[Items from a figure collection]

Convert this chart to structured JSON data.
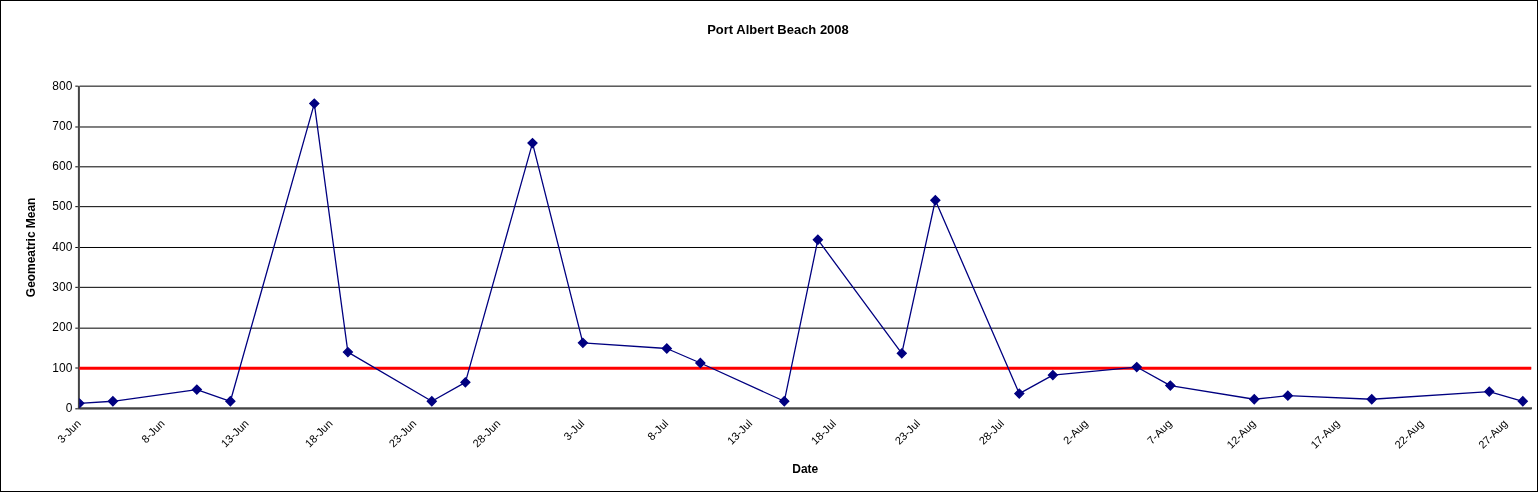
{
  "chart_data": {
    "type": "line",
    "title": "Port Albert Beach 2008",
    "xlabel": "Date",
    "ylabel": "Geomeatric Mean",
    "x": [
      "2008-06-03",
      "2008-06-05",
      "2008-06-10",
      "2008-06-12",
      "2008-06-17",
      "2008-06-19",
      "2008-06-24",
      "2008-06-26",
      "2008-06-30",
      "2008-07-03",
      "2008-07-08",
      "2008-07-10",
      "2008-07-15",
      "2008-07-17",
      "2008-07-22",
      "2008-07-24",
      "2008-07-29",
      "2008-07-31",
      "2008-08-05",
      "2008-08-07",
      "2008-08-12",
      "2008-08-14",
      "2008-08-19",
      "2008-08-26",
      "2008-08-28"
    ],
    "series": [
      {
        "color": "#000080",
        "values": [
          13,
          18,
          47,
          18,
          757,
          140,
          18,
          65,
          659,
          163,
          149,
          113,
          18,
          419,
          137,
          517,
          37,
          83,
          103,
          57,
          23,
          32,
          23,
          42,
          18
        ]
      }
    ],
    "xlim": [
      "2008-06-03",
      "2008-08-28T12:00"
    ],
    "xticks": [
      {
        "value": "2008-06-03",
        "label": "3-Jun"
      },
      {
        "value": "2008-06-08",
        "label": "8-Jun"
      },
      {
        "value": "2008-06-13",
        "label": "13-Jun"
      },
      {
        "value": "2008-06-18",
        "label": "18-Jun"
      },
      {
        "value": "2008-06-23",
        "label": "23-Jun"
      },
      {
        "value": "2008-06-28",
        "label": "28-Jun"
      },
      {
        "value": "2008-07-03",
        "label": "3-Jul"
      },
      {
        "value": "2008-07-08",
        "label": "8-Jul"
      },
      {
        "value": "2008-07-13",
        "label": "13-Jul"
      },
      {
        "value": "2008-07-18",
        "label": "18-Jul"
      },
      {
        "value": "2008-07-23",
        "label": "23-Jul"
      },
      {
        "value": "2008-07-28",
        "label": "28-Jul"
      },
      {
        "value": "2008-08-02",
        "label": "2-Aug"
      },
      {
        "value": "2008-08-07",
        "label": "7-Aug"
      },
      {
        "value": "2008-08-12",
        "label": "12-Aug"
      },
      {
        "value": "2008-08-17",
        "label": "17-Aug"
      },
      {
        "value": "2008-08-22",
        "label": "22-Aug"
      },
      {
        "value": "2008-08-27",
        "label": "27-Aug"
      }
    ],
    "ylim": [
      0,
      800
    ],
    "yticks": [
      0,
      100,
      200,
      300,
      400,
      500,
      600,
      700,
      800
    ],
    "ref_lines": [
      {
        "axis": "y",
        "value": 100,
        "color": "#ff0000"
      }
    ],
    "grid": "y",
    "legend": false,
    "marker": "diamond",
    "line_style": "solid"
  }
}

*Aim*: Leave out the pictures and copy the rest of the material above exactly.

*Written solution*:
Convert this chart to structured JSON data.
{
  "chart_data": {
    "type": "line",
    "title": "Port Albert Beach 2008",
    "xlabel": "Date",
    "ylabel": "Geomeatric Mean",
    "x": [
      "2008-06-03",
      "2008-06-05",
      "2008-06-10",
      "2008-06-12",
      "2008-06-17",
      "2008-06-19",
      "2008-06-24",
      "2008-06-26",
      "2008-06-30",
      "2008-07-03",
      "2008-07-08",
      "2008-07-10",
      "2008-07-15",
      "2008-07-17",
      "2008-07-22",
      "2008-07-24",
      "2008-07-29",
      "2008-07-31",
      "2008-08-05",
      "2008-08-07",
      "2008-08-12",
      "2008-08-14",
      "2008-08-19",
      "2008-08-26",
      "2008-08-28"
    ],
    "series": [
      {
        "color": "#000080",
        "values": [
          13,
          18,
          47,
          18,
          757,
          140,
          18,
          65,
          659,
          163,
          149,
          113,
          18,
          419,
          137,
          517,
          37,
          83,
          103,
          57,
          23,
          32,
          23,
          42,
          18
        ]
      }
    ],
    "xlim": [
      "2008-06-03",
      "2008-08-28T12:00"
    ],
    "xticks": [
      {
        "value": "2008-06-03",
        "label": "3-Jun"
      },
      {
        "value": "2008-06-08",
        "label": "8-Jun"
      },
      {
        "value": "2008-06-13",
        "label": "13-Jun"
      },
      {
        "value": "2008-06-18",
        "label": "18-Jun"
      },
      {
        "value": "2008-06-23",
        "label": "23-Jun"
      },
      {
        "value": "2008-06-28",
        "label": "28-Jun"
      },
      {
        "value": "2008-07-03",
        "label": "3-Jul"
      },
      {
        "value": "2008-07-08",
        "label": "8-Jul"
      },
      {
        "value": "2008-07-13",
        "label": "13-Jul"
      },
      {
        "value": "2008-07-18",
        "label": "18-Jul"
      },
      {
        "value": "2008-07-23",
        "label": "23-Jul"
      },
      {
        "value": "2008-07-28",
        "label": "28-Jul"
      },
      {
        "value": "2008-08-02",
        "label": "2-Aug"
      },
      {
        "value": "2008-08-07",
        "label": "7-Aug"
      },
      {
        "value": "2008-08-12",
        "label": "12-Aug"
      },
      {
        "value": "2008-08-17",
        "label": "17-Aug"
      },
      {
        "value": "2008-08-22",
        "label": "22-Aug"
      },
      {
        "value": "2008-08-27",
        "label": "27-Aug"
      }
    ],
    "ylim": [
      0,
      800
    ],
    "yticks": [
      0,
      100,
      200,
      300,
      400,
      500,
      600,
      700,
      800
    ],
    "ref_lines": [
      {
        "axis": "y",
        "value": 100,
        "color": "#ff0000"
      }
    ],
    "grid": "y",
    "legend": false,
    "marker": "diamond",
    "line_style": "solid"
  }
}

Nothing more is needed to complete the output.